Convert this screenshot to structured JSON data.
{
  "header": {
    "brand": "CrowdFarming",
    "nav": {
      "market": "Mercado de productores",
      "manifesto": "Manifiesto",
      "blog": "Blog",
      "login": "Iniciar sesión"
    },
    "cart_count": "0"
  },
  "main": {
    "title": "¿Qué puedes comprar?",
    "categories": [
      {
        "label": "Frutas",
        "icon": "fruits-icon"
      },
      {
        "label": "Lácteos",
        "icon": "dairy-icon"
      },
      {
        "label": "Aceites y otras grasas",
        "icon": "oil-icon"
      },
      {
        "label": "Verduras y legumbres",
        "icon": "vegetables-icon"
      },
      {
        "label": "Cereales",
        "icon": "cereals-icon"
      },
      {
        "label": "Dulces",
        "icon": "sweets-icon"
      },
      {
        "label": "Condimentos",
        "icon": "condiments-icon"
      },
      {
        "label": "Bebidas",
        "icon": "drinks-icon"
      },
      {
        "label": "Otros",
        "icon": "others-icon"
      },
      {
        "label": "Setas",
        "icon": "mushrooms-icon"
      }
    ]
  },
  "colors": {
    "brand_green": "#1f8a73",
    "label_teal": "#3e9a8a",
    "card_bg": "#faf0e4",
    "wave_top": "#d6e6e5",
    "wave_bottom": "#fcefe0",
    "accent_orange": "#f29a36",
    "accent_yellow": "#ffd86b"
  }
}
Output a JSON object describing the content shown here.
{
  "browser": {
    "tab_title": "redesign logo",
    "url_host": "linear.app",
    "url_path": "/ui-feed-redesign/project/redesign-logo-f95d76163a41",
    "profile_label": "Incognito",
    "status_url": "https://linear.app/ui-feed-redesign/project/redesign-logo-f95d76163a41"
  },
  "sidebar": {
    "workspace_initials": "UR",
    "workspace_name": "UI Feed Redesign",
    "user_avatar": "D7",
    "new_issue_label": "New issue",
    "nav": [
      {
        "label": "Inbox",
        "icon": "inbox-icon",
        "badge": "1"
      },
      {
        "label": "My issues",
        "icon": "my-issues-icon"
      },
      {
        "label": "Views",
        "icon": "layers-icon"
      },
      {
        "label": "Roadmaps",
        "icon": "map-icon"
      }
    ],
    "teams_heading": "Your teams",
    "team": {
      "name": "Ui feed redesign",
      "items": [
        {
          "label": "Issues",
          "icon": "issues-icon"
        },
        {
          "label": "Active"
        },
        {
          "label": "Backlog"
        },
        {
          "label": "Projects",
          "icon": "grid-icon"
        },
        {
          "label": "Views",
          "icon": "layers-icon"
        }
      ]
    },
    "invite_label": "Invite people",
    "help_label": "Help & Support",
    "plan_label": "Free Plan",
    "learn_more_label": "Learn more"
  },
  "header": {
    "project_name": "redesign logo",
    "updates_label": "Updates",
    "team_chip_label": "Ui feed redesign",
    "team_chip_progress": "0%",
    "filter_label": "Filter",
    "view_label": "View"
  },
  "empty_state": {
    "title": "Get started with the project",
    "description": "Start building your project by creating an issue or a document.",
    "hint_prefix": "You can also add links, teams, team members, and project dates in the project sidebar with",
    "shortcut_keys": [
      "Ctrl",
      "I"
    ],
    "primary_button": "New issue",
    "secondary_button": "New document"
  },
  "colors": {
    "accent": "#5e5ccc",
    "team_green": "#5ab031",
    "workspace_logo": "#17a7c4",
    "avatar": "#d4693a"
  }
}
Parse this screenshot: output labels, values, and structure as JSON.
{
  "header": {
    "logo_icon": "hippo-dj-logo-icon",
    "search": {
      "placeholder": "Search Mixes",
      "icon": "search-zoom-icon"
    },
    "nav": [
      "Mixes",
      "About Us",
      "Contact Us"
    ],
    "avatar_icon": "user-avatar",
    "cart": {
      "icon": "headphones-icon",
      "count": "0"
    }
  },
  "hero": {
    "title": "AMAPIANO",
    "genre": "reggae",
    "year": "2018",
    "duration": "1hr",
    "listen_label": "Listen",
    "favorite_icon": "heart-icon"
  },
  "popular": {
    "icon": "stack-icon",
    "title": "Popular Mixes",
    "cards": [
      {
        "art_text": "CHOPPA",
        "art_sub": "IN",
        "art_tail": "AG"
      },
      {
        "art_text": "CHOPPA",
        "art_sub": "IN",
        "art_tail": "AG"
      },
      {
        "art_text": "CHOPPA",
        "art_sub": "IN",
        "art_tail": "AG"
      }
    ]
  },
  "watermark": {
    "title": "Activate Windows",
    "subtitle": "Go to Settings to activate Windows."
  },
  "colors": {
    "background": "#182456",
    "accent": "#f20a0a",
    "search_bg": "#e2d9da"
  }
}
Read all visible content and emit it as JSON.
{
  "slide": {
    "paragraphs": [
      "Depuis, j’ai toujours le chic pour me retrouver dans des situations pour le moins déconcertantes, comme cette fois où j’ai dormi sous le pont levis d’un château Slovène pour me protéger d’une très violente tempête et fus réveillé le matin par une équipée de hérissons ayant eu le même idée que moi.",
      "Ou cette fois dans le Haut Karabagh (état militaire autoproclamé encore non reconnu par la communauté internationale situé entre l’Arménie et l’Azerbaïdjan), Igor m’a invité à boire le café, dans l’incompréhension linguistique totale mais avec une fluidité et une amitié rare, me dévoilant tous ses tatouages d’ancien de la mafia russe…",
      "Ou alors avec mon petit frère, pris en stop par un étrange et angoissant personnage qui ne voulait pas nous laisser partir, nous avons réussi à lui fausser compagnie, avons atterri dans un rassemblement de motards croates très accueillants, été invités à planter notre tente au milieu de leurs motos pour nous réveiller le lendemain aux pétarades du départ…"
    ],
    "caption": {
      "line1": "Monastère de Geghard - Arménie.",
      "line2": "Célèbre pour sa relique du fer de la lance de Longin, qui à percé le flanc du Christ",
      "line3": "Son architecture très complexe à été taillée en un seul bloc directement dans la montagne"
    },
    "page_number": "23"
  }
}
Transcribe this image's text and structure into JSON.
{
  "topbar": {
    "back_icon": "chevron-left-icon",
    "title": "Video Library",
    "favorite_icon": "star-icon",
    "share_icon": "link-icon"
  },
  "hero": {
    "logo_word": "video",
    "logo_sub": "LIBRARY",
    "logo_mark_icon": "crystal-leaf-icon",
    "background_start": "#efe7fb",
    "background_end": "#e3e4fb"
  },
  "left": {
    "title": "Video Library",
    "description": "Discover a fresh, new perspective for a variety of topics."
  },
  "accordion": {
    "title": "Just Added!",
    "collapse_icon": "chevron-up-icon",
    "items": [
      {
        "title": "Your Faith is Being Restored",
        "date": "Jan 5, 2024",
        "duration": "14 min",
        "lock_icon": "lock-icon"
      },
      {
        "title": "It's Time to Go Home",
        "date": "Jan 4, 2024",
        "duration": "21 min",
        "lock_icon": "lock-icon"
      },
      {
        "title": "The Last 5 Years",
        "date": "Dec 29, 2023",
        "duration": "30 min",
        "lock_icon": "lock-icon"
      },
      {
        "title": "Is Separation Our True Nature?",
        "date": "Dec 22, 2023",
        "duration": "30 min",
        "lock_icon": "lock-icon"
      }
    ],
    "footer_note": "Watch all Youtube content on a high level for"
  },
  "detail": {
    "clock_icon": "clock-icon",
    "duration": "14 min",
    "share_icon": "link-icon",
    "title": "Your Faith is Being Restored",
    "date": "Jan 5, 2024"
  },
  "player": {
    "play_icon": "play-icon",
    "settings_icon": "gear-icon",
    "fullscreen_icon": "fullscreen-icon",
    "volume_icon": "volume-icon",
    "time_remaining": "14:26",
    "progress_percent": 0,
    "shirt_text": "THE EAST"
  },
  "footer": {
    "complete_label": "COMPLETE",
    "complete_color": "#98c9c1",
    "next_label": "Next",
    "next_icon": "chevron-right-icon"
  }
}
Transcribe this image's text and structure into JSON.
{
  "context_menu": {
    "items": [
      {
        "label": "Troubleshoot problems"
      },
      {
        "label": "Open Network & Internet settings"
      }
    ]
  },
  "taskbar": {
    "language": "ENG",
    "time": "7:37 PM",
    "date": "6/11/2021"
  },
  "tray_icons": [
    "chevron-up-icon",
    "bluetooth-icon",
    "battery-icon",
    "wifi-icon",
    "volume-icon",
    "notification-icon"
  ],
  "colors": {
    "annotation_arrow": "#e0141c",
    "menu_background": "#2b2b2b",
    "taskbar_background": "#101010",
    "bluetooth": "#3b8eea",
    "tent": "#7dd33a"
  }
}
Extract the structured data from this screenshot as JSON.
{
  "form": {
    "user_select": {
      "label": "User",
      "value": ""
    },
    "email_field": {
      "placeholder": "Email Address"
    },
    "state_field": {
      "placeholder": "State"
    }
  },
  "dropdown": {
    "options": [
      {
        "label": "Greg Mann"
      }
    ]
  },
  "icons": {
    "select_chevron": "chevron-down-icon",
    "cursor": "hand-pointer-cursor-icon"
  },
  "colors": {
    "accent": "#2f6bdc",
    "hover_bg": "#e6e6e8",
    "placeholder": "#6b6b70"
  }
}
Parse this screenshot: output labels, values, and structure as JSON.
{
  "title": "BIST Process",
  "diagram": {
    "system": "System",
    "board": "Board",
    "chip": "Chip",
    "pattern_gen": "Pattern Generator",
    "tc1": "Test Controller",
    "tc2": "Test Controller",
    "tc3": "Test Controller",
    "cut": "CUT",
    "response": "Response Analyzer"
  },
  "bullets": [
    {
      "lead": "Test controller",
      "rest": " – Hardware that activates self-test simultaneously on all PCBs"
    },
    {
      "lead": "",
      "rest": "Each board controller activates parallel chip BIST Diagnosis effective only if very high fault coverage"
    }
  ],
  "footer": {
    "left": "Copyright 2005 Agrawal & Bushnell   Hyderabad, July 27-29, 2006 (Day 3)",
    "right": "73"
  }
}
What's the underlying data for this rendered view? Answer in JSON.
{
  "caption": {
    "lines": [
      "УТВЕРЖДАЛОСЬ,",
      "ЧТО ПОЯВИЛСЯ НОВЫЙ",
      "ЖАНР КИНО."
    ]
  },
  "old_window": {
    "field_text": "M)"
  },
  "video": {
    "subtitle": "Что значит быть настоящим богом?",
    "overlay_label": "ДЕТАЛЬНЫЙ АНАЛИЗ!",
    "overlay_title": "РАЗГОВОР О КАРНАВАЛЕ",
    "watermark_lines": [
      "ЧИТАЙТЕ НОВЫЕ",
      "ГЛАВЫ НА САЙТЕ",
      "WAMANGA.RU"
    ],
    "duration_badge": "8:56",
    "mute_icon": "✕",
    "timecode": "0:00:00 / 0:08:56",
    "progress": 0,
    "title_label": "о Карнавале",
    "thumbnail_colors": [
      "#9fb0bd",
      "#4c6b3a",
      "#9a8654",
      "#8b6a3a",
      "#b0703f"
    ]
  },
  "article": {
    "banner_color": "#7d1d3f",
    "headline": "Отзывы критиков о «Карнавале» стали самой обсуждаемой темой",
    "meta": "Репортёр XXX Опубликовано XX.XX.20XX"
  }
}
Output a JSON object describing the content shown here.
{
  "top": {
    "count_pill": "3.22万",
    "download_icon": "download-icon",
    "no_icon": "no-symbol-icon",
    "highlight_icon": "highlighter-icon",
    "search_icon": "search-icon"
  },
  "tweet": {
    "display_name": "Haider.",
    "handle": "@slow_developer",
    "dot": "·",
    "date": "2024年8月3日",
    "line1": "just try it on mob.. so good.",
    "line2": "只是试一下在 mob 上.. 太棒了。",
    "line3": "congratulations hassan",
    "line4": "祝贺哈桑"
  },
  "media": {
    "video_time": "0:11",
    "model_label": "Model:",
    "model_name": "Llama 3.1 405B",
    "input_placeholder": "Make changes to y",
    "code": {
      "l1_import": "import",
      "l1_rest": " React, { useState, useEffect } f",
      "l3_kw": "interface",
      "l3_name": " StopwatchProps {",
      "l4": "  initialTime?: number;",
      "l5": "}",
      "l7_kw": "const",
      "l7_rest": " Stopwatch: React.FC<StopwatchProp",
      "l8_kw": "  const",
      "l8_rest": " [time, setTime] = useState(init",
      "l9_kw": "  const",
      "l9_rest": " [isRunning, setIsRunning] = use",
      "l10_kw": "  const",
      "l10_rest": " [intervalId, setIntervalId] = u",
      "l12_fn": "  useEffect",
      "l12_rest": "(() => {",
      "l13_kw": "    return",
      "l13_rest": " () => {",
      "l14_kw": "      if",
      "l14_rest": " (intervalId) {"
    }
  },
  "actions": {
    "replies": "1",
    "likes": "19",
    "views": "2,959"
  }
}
=-=-=-=-=
Look over the material above and show each line where "BIST" appears.

  "title": "BIST Process",
      "rest": "Each board controller activates parallel chip BIST Diagnosis effective only if very high fault coverage"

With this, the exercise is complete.